▶ [Task inputs]:
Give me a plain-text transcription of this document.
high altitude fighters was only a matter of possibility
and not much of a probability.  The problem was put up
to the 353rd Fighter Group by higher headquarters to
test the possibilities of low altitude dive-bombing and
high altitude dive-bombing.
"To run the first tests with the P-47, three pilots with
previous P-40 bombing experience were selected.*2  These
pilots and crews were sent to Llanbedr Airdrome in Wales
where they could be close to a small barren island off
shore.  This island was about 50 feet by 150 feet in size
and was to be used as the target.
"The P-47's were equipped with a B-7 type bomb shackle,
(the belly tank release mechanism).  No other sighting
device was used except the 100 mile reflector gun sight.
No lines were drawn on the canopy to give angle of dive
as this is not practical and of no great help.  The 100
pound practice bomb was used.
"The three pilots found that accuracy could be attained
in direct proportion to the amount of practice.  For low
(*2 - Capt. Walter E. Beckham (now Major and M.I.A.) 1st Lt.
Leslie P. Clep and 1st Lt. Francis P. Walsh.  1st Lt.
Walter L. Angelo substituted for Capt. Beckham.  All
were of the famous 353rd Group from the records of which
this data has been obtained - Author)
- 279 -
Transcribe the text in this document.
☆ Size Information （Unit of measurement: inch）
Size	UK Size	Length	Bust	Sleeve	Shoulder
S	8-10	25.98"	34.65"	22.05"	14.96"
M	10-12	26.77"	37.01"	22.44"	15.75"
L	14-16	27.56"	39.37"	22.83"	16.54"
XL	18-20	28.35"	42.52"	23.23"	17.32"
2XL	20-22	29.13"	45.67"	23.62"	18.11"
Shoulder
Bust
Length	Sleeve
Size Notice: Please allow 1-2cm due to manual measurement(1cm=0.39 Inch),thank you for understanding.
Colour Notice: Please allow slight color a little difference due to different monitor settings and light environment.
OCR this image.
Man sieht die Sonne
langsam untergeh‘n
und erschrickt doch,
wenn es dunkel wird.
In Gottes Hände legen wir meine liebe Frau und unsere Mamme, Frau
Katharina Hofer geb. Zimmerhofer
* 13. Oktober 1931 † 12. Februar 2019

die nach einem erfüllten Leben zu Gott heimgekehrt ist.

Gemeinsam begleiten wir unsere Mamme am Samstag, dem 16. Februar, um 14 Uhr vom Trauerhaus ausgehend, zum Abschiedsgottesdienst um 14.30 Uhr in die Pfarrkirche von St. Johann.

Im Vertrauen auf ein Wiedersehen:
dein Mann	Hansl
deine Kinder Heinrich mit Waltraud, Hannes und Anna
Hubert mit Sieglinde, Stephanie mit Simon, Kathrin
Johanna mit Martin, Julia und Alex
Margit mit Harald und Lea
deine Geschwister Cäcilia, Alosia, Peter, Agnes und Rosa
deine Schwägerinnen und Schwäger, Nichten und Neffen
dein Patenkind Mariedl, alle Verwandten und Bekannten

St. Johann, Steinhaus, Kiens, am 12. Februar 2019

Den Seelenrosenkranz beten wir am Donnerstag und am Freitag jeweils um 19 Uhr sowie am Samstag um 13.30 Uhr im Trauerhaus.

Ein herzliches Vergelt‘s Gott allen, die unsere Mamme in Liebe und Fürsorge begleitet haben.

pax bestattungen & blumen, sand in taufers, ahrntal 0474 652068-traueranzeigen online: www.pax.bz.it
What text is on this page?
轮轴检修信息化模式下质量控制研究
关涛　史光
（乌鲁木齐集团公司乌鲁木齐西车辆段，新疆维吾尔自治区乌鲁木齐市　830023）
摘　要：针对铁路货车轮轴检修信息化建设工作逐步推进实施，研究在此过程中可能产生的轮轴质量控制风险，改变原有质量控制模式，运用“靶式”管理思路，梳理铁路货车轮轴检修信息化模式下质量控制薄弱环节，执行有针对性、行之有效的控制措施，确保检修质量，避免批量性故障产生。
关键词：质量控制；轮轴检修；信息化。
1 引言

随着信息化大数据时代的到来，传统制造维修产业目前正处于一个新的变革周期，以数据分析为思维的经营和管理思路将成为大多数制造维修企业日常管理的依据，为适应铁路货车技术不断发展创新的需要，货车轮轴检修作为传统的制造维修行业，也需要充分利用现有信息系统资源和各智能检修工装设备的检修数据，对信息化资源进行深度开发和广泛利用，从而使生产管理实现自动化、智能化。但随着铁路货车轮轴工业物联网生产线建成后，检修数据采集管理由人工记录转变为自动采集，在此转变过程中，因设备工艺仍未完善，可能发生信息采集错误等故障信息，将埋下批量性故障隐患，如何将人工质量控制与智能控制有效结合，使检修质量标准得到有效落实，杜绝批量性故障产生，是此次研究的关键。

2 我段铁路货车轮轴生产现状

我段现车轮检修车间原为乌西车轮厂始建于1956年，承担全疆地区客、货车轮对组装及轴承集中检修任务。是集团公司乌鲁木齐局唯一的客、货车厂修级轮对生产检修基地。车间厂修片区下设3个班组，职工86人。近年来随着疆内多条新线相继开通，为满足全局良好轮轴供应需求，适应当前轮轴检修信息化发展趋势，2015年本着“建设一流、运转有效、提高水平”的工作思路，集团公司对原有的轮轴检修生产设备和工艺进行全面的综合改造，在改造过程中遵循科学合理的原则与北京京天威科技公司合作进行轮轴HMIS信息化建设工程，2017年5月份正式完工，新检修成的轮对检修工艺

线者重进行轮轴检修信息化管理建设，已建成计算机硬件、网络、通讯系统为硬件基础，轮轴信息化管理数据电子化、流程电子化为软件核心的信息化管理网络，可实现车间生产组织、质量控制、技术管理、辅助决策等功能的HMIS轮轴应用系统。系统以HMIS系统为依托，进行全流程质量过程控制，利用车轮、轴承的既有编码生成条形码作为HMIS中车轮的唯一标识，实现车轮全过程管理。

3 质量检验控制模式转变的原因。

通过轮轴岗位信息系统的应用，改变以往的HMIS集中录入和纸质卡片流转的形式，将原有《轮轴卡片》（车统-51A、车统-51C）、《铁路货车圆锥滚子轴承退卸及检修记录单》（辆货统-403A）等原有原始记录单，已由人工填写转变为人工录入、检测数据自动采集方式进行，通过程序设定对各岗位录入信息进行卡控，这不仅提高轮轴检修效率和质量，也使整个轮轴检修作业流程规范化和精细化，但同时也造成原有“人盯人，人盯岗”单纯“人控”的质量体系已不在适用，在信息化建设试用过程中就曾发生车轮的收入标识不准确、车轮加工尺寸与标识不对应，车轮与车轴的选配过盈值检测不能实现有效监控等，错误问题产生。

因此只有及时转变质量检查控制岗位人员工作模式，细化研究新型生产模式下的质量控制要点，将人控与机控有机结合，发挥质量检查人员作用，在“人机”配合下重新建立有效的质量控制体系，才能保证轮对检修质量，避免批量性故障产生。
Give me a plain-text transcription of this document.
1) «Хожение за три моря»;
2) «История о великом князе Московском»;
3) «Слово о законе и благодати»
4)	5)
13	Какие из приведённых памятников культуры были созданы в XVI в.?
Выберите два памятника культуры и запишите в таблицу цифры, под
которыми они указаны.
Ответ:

▶ [What is being asked]:
Repeat the listing exactly, from its first line to its last.

▶ [Answer for this exercise]:
Give me a plain-text transcription of this document.
high altitude fighters was only a matter of possibility
and not much of a probability.  The problem was put up
to the 353rd Fighter Group by higher headquarters to
test the possibilities of low altitude dive-bombing and
high altitude dive-bombing.
"To run the first tests with the P-47, three pilots with
previous P-40 bombing experience were selected.*2  These
pilots and crews were sent to Llanbedr Airdrome in Wales
where they could be close to a small barren island off
shore.  This island was about 50 feet by 150 feet in size
and was to be used as the target.
"The P-47's were equipped with a B-7 type bomb shackle,
(the belly tank release mechanism).  No other sighting
device was used except the 100 mile reflector gun sight.
No lines were drawn on the canopy to give angle of dive
as this is not practical and of no great help.  The 100
pound practice bomb was used.
"The three pilots found that accuracy could be attained
in direct proportion to the amount of practice.  For low
(*2 - Capt. Walter E. Beckham (now Major and M.I.A.) 1st Lt.
Leslie P. Clep and 1st Lt. Francis P. Walsh.  1st Lt.
Walter L. Angelo substituted for Capt. Beckham.  All
were of the famous 353rd Group from the records of which
this data has been obtained - Author)
- 279 -
Transcribe the text in this document.
☆ Size Information （Unit of measurement: inch）
Size	UK Size	Length	Bust	Sleeve	Shoulder
S	8-10	25.98"	34.65"	22.05"	14.96"
M	10-12	26.77"	37.01"	22.44"	15.75"
L	14-16	27.56"	39.37"	22.83"	16.54"
XL	18-20	28.35"	42.52"	23.23"	17.32"
2XL	20-22	29.13"	45.67"	23.62"	18.11"
Shoulder
Bust
Length	Sleeve
Size Notice: Please allow 1-2cm due to manual measurement(1cm=0.39 Inch),thank you for understanding.
Colour Notice: Please allow slight color a little difference due to different monitor settings and light environment.
OCR this image.
Man sieht die Sonne
langsam untergeh‘n
und erschrickt doch,
wenn es dunkel wird.
In Gottes Hände legen wir meine liebe Frau und unsere Mamme, Frau
Katharina Hofer geb. Zimmerhofer
* 13. Oktober 1931 † 12. Februar 2019

die nach einem erfüllten Leben zu Gott heimgekehrt ist.

Gemeinsam begleiten wir unsere Mamme am Samstag, dem 16. Februar, um 14 Uhr vom Trauerhaus ausgehend, zum Abschiedsgottesdienst um 14.30 Uhr in die Pfarrkirche von St. Johann.

Im Vertrauen auf ein Wiedersehen:
dein Mann	Hansl
deine Kinder Heinrich mit Waltraud, Hannes und Anna
Hubert mit Sieglinde, Stephanie mit Simon, Kathrin
Johanna mit Martin, Julia und Alex
Margit mit Harald und Lea
deine Geschwister Cäcilia, Alosia, Peter, Agnes und Rosa
deine Schwägerinnen und Schwäger, Nichten und Neffen
dein Patenkind Mariedl, alle Verwandten und Bekannten

St. Johann, Steinhaus, Kiens, am 12. Februar 2019

Den Seelenrosenkranz beten wir am Donnerstag und am Freitag jeweils um 19 Uhr sowie am Samstag um 13.30 Uhr im Trauerhaus.

Ein herzliches Vergelt‘s Gott allen, die unsere Mamme in Liebe und Fürsorge begleitet haben.

pax bestattungen & blumen, sand in taufers, ahrntal 0474 652068-traueranzeigen online: www.pax.bz.it
What text is on this page?
轮轴检修信息化模式下质量控制研究
关涛　史光
（乌鲁木齐集团公司乌鲁木齐西车辆段，新疆维吾尔自治区乌鲁木齐市　830023）
摘　要：针对铁路货车轮轴检修信息化建设工作逐步推进实施，研究在此过程中可能产生的轮轴质量控制风险，改变原有质量控制模式，运用“靶式”管理思路，梳理铁路货车轮轴检修信息化模式下质量控制薄弱环节，执行有针对性、行之有效的控制措施，确保检修质量，避免批量性故障产生。
关键词：质量控制；轮轴检修；信息化。
1 引言

随着信息化大数据时代的到来，传统制造维修产业目前正处于一个新的变革周期，以数据分析为思维的经营和管理思路将成为大多数制造维修企业日常管理的依据，为适应铁路货车技术不断发展创新的需要，货车轮轴检修作为传统的制造维修行业，也需要充分利用现有信息系统资源和各智能检修工装设备的检修数据，对信息化资源进行深度开发和广泛利用，从而使生产管理实现自动化、智能化。但随着铁路货车轮轴工业物联网生产线建成后，检修数据采集管理由人工记录转变为自动采集，在此转变过程中，因设备工艺仍未完善，可能发生信息采集错误等故障信息，将埋下批量性故障隐患，如何将人工质量控制与智能控制有效结合，使检修质量标准得到有效落实，杜绝批量性故障产生，是此次研究的关键。

2 我段铁路货车轮轴生产现状

我段现车轮检修车间原为乌西车轮厂始建于1956年，承担全疆地区客、货车轮对组装及轴承集中检修任务。是集团公司乌鲁木齐局唯一的客、货车厂修级轮对生产检修基地。车间厂修片区下设3个班组，职工86人。近年来随着疆内多条新线相继开通，为满足全局良好轮轴供应需求，适应当前轮轴检修信息化发展趋势，2015年本着“建设一流、运转有效、提高水平”的工作思路，集团公司对原有的轮轴检修生产设备和工艺进行全面的综合改造，在改造过程中遵循科学合理的原则与北京京天威科技公司合作进行轮轴HMIS信息化建设工程，2017年5月份正式完工，新检修成的轮对检修工艺

线者重进行轮轴检修信息化管理建设，已建成计算机硬件、网络、通讯系统为硬件基础，轮轴信息化管理数据电子化、流程电子化为软件核心的信息化管理网络，可实现车间生产组织、质量控制、技术管理、辅助决策等功能的HMIS轮轴应用系统。系统以HMIS系统为依托，进行全流程质量过程控制，利用车轮、轴承的既有编码生成条形码作为HMIS中车轮的唯一标识，实现车轮全过程管理。

3 质量检验控制模式转变的原因。

通过轮轴岗位信息系统的应用，改变以往的HMIS集中录入和纸质卡片流转的形式，将原有《轮轴卡片》（车统-51A、车统-51C）、《铁路货车圆锥滚子轴承退卸及检修记录单》（辆货统-403A）等原有原始记录单，已由人工填写转变为人工录入、检测数据自动采集方式进行，通过程序设定对各岗位录入信息进行卡控，这不仅提高轮轴检修效率和质量，也使整个轮轴检修作业流程规范化和精细化，但同时也造成原有“人盯人，人盯岗”单纯“人控”的质量体系已不在适用，在信息化建设试用过程中就曾发生车轮的收入标识不准确、车轮加工尺寸与标识不对应，车轮与车轴的选配过盈值检测不能实现有效监控等，错误问题产生。

因此只有及时转变质量检查控制岗位人员工作模式，细化研究新型生产模式下的质量控制要点，将人控与机控有机结合，发挥质量检查人员作用，在“人机”配合下重新建立有效的质量控制体系，才能保证轮对检修质量，避免批量性故障产生。
Give me a plain-text transcription of this document.
1) «Хожение за три моря»;
2) «История о великом князе Московском»;
3) «Слово о законе и благодати»
4)	5)
13	Какие из приведённых памятников культуры были созданы в XVI в.?
Выберите два памятника культуры и запишите в таблицу цифры, под
которыми они указаны.
Ответ:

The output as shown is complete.